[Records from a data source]
** START **

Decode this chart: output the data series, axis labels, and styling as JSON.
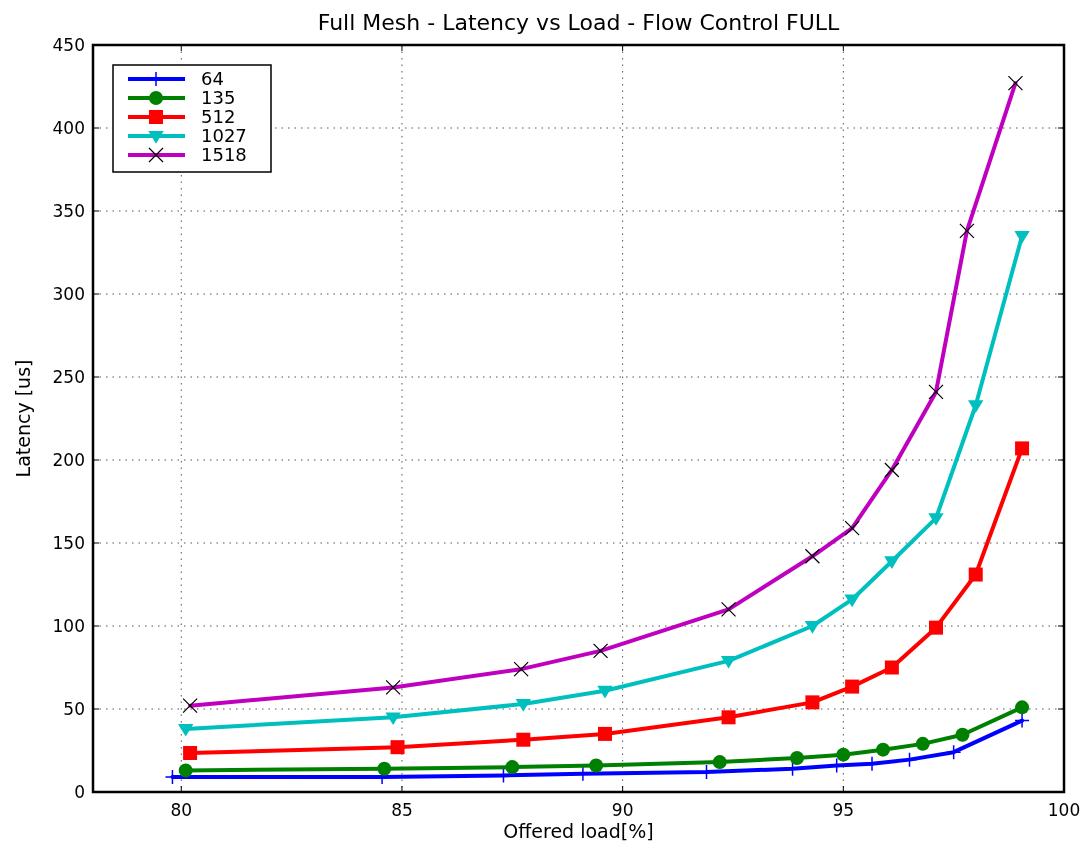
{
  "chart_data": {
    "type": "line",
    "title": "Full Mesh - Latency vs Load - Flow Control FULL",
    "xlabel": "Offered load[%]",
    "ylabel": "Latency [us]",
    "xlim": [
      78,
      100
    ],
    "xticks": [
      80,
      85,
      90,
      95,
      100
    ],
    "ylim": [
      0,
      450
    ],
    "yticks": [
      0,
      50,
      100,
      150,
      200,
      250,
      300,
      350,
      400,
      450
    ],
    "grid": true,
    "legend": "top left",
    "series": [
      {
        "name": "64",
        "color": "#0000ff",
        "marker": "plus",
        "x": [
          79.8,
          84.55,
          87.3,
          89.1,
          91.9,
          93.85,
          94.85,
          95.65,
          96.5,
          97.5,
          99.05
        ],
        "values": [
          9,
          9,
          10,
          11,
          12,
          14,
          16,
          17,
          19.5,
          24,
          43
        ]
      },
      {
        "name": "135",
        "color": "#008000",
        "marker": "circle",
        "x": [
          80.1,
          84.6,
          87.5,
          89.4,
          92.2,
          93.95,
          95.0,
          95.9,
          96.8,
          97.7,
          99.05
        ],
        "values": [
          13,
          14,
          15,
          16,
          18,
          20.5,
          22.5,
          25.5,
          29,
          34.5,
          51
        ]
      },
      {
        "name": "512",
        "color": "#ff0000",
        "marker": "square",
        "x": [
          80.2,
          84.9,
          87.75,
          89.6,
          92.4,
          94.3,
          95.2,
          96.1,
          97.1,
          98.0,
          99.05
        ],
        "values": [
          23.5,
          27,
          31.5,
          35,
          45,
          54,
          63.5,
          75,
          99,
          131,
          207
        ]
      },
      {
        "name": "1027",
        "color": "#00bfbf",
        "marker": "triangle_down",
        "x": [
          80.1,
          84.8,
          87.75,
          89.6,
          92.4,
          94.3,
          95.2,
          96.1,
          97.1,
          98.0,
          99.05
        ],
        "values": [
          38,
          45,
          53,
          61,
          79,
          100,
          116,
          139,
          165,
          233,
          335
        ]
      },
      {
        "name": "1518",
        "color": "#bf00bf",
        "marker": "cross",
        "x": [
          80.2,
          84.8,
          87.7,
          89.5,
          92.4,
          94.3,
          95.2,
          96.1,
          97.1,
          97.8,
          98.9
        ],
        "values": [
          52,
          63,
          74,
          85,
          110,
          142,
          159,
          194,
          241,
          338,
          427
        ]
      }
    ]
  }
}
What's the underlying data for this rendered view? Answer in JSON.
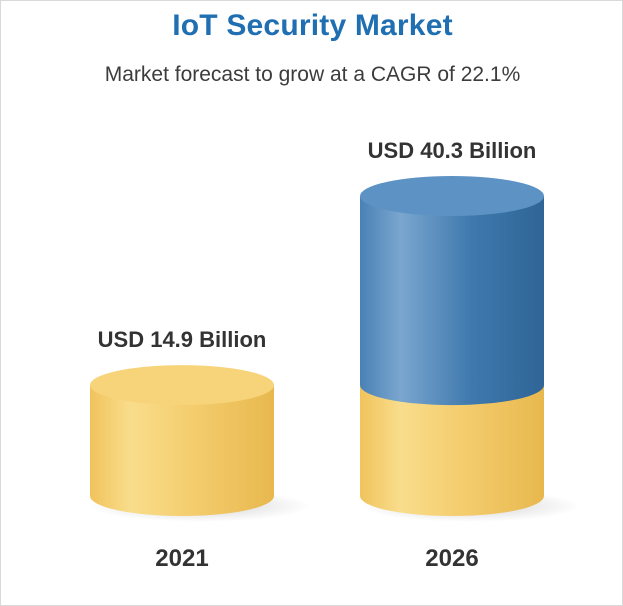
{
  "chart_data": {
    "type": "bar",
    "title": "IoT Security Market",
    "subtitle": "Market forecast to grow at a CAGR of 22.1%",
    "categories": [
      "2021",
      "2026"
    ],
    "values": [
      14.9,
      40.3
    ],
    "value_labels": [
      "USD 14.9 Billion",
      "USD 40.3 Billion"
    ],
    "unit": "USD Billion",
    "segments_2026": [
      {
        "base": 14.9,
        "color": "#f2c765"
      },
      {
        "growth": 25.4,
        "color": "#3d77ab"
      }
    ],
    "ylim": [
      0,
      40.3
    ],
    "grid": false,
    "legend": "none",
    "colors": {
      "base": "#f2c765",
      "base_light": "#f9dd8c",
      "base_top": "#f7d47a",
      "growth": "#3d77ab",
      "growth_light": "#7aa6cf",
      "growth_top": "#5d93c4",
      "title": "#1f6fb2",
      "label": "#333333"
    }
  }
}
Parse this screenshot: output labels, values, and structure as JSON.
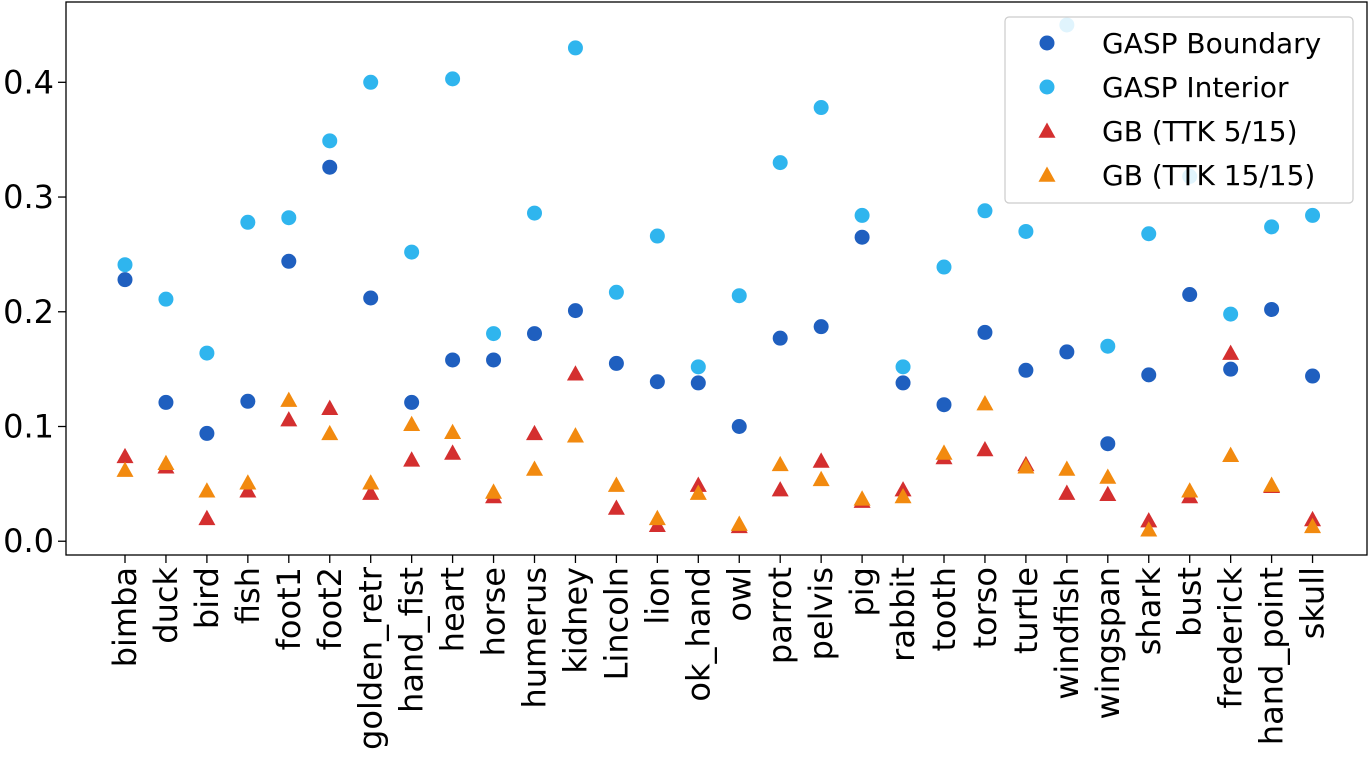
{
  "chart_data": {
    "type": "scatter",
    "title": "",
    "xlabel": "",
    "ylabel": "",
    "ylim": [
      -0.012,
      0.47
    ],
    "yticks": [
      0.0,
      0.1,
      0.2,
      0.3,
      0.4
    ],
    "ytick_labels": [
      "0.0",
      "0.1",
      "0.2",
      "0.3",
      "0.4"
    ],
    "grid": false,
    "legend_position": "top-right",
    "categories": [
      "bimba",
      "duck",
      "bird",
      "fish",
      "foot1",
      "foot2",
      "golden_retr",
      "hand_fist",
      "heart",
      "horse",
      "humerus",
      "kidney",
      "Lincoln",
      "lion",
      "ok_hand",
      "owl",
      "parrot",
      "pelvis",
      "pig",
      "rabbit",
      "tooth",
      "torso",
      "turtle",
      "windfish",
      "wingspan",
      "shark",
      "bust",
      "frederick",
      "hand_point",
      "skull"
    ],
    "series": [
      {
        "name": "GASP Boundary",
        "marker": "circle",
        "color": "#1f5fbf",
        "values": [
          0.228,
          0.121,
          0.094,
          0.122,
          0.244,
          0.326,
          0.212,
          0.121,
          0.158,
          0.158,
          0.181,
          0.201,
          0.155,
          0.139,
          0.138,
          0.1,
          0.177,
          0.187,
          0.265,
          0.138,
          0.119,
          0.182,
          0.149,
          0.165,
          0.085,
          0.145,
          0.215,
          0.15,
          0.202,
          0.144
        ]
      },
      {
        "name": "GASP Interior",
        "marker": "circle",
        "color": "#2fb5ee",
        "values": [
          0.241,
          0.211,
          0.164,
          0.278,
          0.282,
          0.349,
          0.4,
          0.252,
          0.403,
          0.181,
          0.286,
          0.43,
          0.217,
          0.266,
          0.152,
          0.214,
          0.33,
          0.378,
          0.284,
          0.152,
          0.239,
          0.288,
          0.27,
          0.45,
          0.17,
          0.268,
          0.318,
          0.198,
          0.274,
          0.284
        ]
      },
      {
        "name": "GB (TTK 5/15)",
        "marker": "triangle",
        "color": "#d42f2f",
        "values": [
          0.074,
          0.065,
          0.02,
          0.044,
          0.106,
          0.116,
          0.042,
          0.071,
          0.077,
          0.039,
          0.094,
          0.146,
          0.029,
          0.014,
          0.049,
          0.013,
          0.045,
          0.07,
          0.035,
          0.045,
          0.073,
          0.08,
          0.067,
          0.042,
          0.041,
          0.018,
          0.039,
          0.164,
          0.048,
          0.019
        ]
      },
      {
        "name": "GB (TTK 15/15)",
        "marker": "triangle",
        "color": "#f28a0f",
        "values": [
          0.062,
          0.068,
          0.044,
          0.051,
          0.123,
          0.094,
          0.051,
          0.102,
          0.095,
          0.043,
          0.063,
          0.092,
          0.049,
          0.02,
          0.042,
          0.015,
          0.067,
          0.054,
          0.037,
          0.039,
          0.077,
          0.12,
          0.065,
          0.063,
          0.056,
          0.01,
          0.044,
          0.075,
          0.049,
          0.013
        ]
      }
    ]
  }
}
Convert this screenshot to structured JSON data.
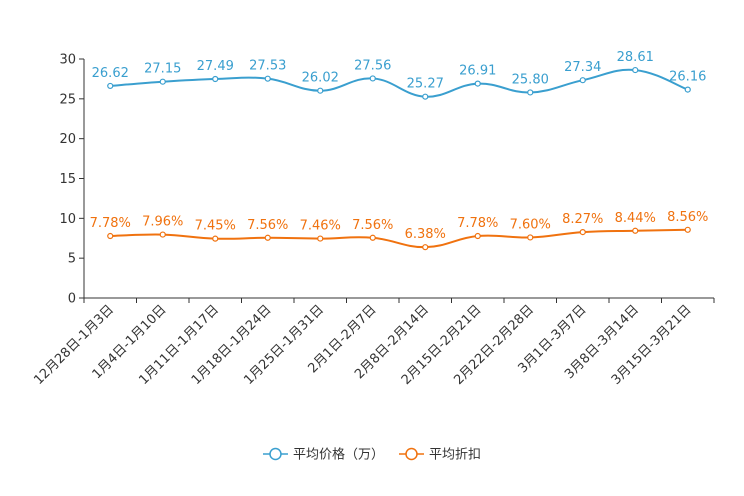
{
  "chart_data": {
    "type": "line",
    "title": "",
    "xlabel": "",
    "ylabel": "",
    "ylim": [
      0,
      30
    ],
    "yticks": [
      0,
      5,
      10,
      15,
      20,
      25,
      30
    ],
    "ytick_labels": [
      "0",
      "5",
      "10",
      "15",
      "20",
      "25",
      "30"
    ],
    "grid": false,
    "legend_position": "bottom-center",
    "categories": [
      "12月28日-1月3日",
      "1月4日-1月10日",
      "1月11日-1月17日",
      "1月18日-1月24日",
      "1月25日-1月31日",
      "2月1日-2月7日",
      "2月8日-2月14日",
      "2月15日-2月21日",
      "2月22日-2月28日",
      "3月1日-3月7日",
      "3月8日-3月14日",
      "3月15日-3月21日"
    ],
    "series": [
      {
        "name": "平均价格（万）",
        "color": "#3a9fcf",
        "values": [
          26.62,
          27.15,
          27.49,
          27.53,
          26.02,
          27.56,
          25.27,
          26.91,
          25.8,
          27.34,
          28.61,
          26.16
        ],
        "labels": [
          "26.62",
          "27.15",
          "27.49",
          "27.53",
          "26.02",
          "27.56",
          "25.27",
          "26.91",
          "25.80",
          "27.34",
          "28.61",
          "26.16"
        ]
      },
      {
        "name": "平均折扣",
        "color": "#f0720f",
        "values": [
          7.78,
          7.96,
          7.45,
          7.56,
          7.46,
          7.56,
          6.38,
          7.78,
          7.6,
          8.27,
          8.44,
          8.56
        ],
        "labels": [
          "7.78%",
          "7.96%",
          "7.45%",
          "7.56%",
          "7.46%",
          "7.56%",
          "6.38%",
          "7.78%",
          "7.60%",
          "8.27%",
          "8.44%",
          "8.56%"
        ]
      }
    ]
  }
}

** END **

## Stated task
Using the listing above, gather each line that holds the string "Latency" and copy it.

## Correct response
    "title": "Full Mesh - Latency vs Load - Flow Control FULL",
    "ylabel": "Latency [us]",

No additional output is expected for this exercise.